[Data entries for graphics]
+++

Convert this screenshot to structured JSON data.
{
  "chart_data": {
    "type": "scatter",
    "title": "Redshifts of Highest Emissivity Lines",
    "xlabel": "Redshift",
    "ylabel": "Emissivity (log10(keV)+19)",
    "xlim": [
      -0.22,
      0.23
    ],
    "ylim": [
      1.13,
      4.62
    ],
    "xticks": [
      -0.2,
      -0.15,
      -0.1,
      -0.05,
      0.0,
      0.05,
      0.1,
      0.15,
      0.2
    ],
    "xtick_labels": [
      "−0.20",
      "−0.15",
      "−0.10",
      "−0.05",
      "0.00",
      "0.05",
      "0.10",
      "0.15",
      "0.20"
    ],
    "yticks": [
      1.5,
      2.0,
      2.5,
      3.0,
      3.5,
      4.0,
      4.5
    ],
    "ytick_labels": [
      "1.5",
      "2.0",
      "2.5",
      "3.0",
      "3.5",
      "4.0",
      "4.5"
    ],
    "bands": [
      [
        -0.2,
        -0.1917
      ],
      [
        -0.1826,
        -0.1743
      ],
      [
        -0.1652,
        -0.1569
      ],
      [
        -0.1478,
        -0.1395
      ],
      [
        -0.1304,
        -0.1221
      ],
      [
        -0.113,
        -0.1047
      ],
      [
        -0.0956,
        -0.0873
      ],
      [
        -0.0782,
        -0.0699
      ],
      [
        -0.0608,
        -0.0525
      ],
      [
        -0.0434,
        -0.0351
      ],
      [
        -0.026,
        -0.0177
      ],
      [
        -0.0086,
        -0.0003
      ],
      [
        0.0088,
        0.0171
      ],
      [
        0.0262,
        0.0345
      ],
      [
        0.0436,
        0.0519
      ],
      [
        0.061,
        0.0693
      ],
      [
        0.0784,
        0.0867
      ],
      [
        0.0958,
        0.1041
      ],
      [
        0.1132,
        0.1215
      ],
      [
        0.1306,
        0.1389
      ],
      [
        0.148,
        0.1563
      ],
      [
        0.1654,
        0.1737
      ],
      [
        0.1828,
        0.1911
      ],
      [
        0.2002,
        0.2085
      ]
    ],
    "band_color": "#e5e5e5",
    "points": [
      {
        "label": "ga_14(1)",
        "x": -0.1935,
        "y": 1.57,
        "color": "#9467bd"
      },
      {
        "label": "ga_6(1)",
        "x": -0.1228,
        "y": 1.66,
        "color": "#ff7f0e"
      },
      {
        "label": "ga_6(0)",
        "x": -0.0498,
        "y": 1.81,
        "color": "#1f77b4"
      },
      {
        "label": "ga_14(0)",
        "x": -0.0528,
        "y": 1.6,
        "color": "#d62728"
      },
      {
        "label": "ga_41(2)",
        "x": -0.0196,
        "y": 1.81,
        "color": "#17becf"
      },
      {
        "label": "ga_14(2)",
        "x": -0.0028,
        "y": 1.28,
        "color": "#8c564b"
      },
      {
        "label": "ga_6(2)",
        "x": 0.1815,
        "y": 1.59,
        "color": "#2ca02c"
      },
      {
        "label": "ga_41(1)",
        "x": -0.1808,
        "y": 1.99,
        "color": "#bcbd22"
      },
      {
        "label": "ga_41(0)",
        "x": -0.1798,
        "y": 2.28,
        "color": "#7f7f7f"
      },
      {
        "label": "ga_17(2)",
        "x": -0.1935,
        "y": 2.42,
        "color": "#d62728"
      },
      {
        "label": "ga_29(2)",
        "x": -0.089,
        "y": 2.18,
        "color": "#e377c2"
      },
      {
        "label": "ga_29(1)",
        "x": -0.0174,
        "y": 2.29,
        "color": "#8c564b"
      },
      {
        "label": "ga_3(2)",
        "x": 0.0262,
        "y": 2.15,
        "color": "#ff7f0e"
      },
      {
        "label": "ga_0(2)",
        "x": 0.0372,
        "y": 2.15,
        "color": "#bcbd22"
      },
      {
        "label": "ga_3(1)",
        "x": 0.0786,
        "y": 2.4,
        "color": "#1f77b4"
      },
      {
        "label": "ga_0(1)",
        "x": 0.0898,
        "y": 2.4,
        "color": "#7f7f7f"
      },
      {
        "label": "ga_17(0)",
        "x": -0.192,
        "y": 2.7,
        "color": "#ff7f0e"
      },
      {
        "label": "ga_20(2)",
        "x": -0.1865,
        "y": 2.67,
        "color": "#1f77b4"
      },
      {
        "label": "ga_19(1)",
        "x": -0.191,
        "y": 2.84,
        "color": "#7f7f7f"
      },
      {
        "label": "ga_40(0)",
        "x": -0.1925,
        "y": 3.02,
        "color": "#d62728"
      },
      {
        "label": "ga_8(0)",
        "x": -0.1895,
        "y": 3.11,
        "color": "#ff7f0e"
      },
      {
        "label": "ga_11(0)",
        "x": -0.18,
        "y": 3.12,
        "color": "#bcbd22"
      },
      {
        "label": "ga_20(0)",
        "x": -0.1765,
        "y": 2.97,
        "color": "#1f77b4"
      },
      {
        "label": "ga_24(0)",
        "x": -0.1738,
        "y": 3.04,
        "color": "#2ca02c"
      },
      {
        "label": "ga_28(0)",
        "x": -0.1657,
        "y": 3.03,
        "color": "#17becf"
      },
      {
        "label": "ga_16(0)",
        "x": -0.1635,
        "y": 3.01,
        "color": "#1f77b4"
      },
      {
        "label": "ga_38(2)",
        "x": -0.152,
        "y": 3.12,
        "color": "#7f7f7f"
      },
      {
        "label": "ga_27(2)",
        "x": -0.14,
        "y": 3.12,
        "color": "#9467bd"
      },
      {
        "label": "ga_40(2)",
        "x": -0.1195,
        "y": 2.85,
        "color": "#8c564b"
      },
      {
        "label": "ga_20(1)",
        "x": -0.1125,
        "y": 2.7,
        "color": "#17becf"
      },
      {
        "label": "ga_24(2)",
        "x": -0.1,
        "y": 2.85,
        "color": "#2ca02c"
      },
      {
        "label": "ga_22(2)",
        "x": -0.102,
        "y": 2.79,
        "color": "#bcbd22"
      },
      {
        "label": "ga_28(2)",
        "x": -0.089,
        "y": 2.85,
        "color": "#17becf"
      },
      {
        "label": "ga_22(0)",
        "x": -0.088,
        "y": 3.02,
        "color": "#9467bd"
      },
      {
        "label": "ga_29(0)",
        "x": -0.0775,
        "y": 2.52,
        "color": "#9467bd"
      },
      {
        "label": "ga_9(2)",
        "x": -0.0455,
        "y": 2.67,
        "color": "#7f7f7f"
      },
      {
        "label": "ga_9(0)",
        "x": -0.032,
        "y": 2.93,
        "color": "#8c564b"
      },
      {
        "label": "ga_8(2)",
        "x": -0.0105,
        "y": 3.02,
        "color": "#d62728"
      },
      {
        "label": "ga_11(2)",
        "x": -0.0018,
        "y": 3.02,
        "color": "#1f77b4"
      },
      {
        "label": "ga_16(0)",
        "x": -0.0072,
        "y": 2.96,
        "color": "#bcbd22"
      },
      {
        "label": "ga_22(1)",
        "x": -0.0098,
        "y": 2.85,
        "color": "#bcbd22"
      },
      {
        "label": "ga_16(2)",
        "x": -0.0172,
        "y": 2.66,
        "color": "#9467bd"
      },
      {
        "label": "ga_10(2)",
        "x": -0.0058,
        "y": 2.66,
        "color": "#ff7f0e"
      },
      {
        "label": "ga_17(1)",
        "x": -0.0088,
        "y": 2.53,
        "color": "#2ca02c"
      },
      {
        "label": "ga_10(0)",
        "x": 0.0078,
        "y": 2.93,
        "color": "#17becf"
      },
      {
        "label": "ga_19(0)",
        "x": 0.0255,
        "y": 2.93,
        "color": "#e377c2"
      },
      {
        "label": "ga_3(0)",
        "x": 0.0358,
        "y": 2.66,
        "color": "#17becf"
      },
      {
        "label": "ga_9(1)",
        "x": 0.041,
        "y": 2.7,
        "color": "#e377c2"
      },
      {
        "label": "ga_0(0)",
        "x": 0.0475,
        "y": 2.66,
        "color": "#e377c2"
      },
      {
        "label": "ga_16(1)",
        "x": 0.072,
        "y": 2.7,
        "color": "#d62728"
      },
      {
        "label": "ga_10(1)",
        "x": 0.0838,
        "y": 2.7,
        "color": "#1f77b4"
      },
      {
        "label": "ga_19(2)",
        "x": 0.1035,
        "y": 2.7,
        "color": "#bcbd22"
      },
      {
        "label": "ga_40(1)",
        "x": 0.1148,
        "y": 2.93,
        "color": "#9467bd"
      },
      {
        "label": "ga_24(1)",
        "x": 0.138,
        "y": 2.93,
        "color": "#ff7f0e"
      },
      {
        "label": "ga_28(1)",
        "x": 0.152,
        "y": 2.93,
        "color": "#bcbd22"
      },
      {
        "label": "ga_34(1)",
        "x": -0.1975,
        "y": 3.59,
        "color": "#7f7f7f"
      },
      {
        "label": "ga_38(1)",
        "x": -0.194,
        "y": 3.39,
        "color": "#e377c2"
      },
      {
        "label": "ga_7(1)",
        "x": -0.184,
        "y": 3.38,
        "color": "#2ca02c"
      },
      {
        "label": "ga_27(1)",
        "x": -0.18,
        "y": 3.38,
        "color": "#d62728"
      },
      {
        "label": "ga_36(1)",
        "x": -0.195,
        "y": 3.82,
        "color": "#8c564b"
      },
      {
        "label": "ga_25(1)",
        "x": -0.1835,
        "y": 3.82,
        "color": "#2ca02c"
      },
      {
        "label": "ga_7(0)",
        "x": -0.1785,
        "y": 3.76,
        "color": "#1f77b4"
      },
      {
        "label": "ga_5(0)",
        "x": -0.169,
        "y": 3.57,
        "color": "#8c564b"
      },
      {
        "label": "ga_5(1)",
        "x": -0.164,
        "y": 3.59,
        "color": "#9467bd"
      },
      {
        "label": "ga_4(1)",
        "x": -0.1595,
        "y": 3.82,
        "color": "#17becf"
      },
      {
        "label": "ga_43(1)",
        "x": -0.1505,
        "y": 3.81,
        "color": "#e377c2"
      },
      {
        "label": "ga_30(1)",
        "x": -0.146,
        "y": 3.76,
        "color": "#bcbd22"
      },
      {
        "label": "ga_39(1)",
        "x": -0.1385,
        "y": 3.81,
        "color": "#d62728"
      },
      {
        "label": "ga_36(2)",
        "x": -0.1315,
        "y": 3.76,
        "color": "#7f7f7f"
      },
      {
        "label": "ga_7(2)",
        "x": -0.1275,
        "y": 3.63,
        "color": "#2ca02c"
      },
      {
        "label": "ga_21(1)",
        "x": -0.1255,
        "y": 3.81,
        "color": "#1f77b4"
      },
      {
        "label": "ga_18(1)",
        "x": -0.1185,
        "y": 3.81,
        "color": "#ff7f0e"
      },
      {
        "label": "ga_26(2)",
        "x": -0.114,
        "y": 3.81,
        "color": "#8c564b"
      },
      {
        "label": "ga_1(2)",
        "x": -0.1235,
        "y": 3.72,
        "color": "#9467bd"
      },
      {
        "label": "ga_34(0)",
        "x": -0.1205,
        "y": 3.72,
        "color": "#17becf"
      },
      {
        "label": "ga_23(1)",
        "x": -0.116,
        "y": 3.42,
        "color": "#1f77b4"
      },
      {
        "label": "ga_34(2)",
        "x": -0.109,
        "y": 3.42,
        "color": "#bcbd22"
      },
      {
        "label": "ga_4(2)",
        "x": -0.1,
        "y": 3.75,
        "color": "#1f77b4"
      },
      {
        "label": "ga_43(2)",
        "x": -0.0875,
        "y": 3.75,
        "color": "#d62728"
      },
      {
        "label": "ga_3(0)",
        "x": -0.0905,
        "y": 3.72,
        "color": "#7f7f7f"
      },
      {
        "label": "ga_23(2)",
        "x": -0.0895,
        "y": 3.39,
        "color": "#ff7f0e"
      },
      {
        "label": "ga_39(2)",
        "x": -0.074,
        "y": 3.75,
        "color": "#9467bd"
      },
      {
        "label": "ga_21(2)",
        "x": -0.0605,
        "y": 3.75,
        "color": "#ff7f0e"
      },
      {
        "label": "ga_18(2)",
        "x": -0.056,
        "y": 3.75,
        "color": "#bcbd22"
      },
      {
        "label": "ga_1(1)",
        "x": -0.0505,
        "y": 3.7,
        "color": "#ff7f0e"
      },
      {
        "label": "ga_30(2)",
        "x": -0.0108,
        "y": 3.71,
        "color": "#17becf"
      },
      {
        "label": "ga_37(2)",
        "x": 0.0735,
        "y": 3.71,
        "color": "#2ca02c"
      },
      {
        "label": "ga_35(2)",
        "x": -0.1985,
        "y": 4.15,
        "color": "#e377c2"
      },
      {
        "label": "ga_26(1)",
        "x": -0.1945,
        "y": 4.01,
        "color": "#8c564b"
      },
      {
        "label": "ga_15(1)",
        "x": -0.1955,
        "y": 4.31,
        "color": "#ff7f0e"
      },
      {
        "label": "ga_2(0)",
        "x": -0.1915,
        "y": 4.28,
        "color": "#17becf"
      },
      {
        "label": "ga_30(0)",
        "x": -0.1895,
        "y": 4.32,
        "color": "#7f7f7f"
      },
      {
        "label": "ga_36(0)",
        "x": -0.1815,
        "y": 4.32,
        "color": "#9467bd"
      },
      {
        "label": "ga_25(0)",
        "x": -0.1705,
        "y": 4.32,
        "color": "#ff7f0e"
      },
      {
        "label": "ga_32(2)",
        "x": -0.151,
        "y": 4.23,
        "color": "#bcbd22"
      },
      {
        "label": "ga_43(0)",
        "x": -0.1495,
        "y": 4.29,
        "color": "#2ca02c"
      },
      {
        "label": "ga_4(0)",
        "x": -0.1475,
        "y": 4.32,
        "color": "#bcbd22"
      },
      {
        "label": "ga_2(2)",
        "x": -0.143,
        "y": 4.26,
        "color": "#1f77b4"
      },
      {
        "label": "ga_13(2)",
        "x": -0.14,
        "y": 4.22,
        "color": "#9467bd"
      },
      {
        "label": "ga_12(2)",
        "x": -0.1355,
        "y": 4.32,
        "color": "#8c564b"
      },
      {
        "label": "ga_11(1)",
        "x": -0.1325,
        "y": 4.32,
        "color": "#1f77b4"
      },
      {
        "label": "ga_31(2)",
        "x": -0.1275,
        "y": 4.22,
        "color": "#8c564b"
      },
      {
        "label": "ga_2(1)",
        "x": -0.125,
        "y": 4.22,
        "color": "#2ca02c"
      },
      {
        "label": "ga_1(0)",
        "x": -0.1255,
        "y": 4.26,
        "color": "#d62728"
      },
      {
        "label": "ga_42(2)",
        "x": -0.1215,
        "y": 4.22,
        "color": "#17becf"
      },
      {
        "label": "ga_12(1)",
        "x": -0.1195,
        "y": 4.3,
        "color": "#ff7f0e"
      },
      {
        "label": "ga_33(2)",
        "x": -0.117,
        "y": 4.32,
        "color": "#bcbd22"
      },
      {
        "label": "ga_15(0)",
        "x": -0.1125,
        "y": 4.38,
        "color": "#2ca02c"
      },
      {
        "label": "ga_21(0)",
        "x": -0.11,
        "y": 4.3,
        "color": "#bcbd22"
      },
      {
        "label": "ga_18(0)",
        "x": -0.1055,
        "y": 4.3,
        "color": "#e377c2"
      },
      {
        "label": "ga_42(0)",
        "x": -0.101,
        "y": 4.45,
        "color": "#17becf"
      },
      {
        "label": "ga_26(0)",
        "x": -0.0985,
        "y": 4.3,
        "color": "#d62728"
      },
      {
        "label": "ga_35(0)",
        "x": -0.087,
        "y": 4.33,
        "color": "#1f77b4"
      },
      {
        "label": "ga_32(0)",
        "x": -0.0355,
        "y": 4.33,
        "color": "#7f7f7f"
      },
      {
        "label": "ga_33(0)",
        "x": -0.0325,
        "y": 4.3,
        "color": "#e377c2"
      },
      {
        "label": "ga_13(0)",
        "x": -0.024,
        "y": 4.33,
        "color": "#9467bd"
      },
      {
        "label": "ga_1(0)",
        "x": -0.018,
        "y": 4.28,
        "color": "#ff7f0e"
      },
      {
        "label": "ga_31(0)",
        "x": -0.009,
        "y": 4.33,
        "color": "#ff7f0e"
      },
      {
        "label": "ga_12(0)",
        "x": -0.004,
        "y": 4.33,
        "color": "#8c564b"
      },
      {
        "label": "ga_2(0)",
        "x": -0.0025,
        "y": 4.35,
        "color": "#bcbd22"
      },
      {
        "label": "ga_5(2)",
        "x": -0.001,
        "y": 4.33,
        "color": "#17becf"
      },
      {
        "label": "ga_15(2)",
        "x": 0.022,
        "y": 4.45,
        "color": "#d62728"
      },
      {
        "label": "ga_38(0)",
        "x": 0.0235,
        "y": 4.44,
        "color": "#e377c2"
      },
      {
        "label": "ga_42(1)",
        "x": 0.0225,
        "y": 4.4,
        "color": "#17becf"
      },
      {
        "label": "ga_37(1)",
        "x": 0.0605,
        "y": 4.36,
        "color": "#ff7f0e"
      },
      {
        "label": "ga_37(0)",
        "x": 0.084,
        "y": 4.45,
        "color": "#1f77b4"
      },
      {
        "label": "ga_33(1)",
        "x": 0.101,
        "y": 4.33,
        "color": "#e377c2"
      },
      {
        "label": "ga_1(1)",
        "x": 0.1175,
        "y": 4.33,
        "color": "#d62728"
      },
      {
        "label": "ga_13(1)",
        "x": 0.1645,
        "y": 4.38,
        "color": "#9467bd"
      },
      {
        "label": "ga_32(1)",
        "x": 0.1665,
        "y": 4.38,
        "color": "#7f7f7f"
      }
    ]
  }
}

+++

**What is required**
Extract every line above that contains the word "Emissivity".

**Task answer**
    "title": "Redshifts of Highest Emissivity Lines",
    "ylabel": "Emissivity (log10(keV)+19)",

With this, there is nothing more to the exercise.